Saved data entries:
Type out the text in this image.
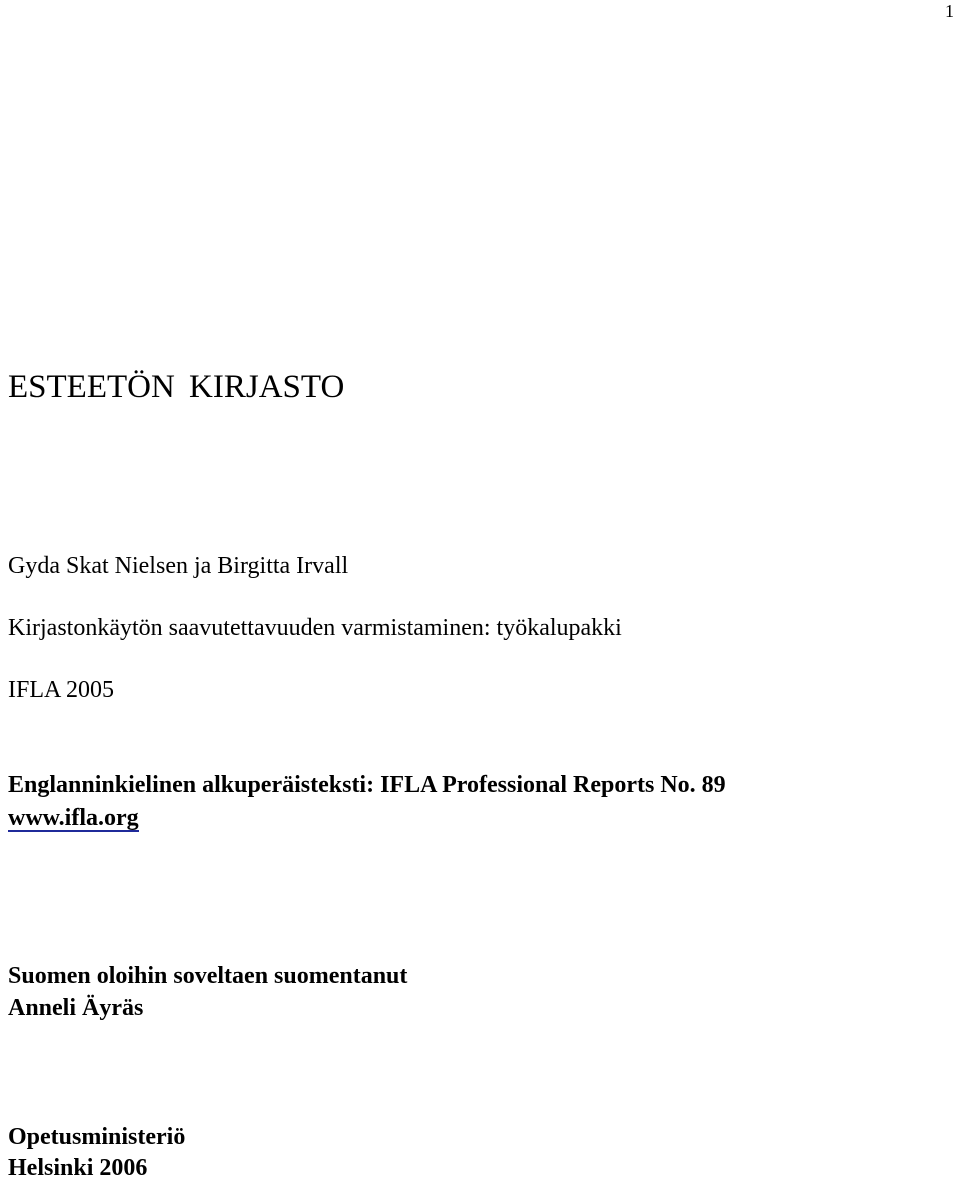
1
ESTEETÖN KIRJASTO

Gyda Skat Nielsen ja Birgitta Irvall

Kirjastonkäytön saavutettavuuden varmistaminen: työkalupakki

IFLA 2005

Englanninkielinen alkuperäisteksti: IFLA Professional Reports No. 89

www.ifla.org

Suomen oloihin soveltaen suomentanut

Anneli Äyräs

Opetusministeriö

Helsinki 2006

* * *

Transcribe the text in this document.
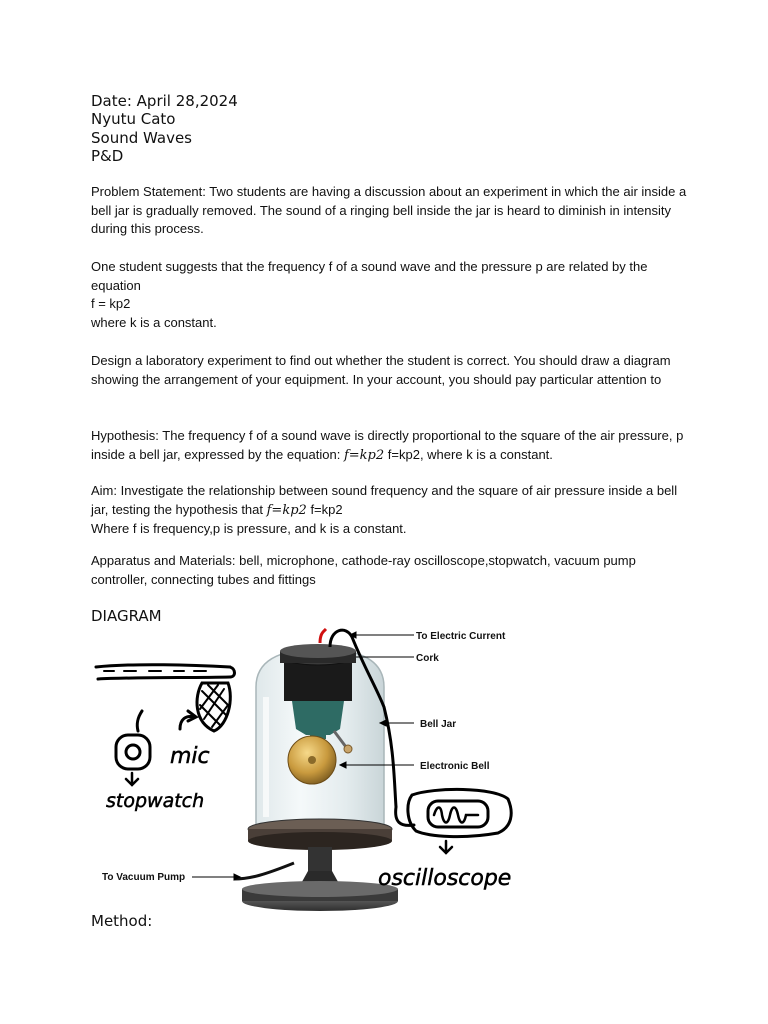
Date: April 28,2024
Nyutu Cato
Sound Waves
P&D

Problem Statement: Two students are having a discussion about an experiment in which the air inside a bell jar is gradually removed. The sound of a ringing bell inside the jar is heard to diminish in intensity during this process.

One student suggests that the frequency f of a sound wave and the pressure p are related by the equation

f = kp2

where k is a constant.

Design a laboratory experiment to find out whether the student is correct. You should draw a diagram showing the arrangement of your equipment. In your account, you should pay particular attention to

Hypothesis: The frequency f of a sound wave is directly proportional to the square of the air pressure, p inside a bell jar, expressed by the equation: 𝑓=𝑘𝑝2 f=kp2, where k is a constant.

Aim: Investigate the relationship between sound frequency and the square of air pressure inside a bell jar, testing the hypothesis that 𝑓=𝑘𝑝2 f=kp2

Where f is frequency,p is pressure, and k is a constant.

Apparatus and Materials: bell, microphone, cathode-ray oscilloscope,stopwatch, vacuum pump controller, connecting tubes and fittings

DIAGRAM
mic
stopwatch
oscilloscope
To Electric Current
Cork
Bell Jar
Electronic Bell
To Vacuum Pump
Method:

Task prompt: Your answer should be a single number: the count of lines in the data that include the word "text".

In response: 2